Problem: Every record must be repeated exactly; omit any pictures they contain.
-- Start Data for the task --
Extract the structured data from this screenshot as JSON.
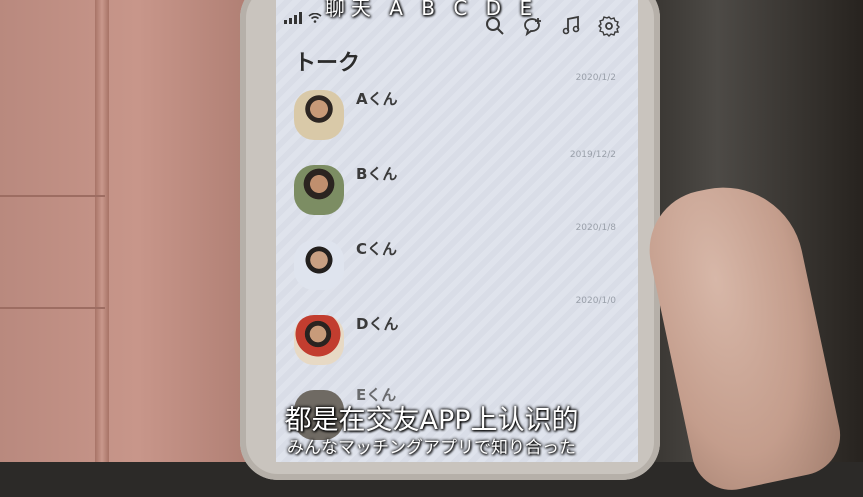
{
  "overlay": {
    "top_text": "聊天 A B C D E",
    "subtitle_chinese": "都是在交友APP上认识的",
    "subtitle_japanese": "みんなマッチングアプリで知り合った"
  },
  "app": {
    "title": "トーク",
    "toolbar": {
      "icons": [
        "search-icon",
        "add-chat-icon",
        "music-icon",
        "settings-icon"
      ]
    },
    "chats": [
      {
        "name": "Aくん",
        "date": "2020/1/2"
      },
      {
        "name": "Bくん",
        "date": "2019/12/2"
      },
      {
        "name": "Cくん",
        "date": "2020/1/8"
      },
      {
        "name": "Dくん",
        "date": "2020/1/0"
      },
      {
        "name": "Eくん",
        "date": ""
      }
    ]
  }
}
-- End Data for the task --
Complete output:
Extract the structured data from this screenshot as JSON.
{
  "overlay": {
    "top_text": "聊天 A B C D E",
    "subtitle_chinese": "都是在交友APP上认识的",
    "subtitle_japanese": "みんなマッチングアプリで知り合った"
  },
  "app": {
    "title": "トーク",
    "toolbar": {
      "icons": [
        "search-icon",
        "add-chat-icon",
        "music-icon",
        "settings-icon"
      ]
    },
    "chats": [
      {
        "name": "Aくん",
        "date": "2020/1/2"
      },
      {
        "name": "Bくん",
        "date": "2019/12/2"
      },
      {
        "name": "Cくん",
        "date": "2020/1/8"
      },
      {
        "name": "Dくん",
        "date": "2020/1/0"
      },
      {
        "name": "Eくん",
        "date": ""
      }
    ]
  }
}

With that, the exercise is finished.